● Extracto del texto
——————
Un dirigente de peso en la estructura del PJ mendocino actual, que como todos los militantes creía en Fernández, lo admite con una definición contundente: “El problema es que este es un gobierno de nadie. Massa no lo siente como propio. El kirchnerismo tampoco. Ni el albertismo siente que sea ‘su’ gobierno”.
Las idas y vueltas con la Sputnik V, la fecha de la vacunación, la efectividad en los mayores de 60 y todo el papelón fueron consecuencia de los anuncios apurados, exigidos, del propio Presidente, que parece impelido todo el tiempo a dar buenas noticias, aunque no sean ciertas.
Fernández, que llegó con fama de político de raza, ha roto en este tiempo todos los manuales de la política: se puso plazos que sabía no podría cumplir (anunció la llegada de la vacuna cuando aún no firmaba el acuerdo con Rusia), apareció en fotos militando en contra de proyectos que su propio gobierno impulsa (como las granjas de cerdo chinas) y habla todo el tiempo, cuando debería reservarse para sí solamente las concreciones y la última palabra en temas centrales.
——————
● Registros guardados
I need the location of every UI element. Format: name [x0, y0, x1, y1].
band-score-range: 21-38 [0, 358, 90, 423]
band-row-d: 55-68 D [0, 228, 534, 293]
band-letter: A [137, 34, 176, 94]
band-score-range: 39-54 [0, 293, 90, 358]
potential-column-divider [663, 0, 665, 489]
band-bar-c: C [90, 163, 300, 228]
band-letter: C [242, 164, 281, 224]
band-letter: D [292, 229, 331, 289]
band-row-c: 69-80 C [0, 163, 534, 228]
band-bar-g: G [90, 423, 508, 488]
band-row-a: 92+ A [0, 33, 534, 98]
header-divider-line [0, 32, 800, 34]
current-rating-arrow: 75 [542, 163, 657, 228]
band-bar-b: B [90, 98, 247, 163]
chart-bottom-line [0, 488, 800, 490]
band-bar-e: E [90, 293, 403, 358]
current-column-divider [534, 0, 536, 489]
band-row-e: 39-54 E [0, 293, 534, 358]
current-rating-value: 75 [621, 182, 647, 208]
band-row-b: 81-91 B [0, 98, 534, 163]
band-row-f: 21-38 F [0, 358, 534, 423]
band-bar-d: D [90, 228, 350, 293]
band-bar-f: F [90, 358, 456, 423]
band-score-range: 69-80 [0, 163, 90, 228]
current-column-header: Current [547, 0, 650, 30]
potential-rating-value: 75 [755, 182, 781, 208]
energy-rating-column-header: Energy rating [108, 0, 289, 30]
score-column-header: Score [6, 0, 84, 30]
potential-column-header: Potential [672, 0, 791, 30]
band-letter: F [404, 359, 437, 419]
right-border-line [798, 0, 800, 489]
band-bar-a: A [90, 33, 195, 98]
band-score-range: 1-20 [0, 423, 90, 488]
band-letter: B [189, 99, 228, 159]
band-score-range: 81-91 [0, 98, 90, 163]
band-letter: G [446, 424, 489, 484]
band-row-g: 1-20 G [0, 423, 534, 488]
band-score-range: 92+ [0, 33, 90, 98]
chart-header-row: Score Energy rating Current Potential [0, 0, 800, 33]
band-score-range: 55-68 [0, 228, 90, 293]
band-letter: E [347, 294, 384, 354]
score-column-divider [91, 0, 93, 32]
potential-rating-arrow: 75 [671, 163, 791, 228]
——————
● Objetivos
[1] En el fragmento sobre el gobierno de Fernández, enumere los actores políticos que, según la cita del dirigente del PJ mendocino, no sienten ese gobierno como propio.
[2] Prosiga el fragmento sobre el gobierno de Fernández a partir de su última oración.

● Resultados
[1] Massa, el kirchnerismo y el albertismo.

[2]
Es cierto, se puede alegar que Cristina no lo ayuda con sus críticas furibundas al gabinete y a la Justicia, con las modificaciones de planes del Ejecutivo como el ajuste de las jubilaciones y las tarifas. Pero es Fernández quien dice y se desdice, y mientras se enreda y nos enreda con sus palabras, pierde autoridad y a la vez horada la figura presidencial.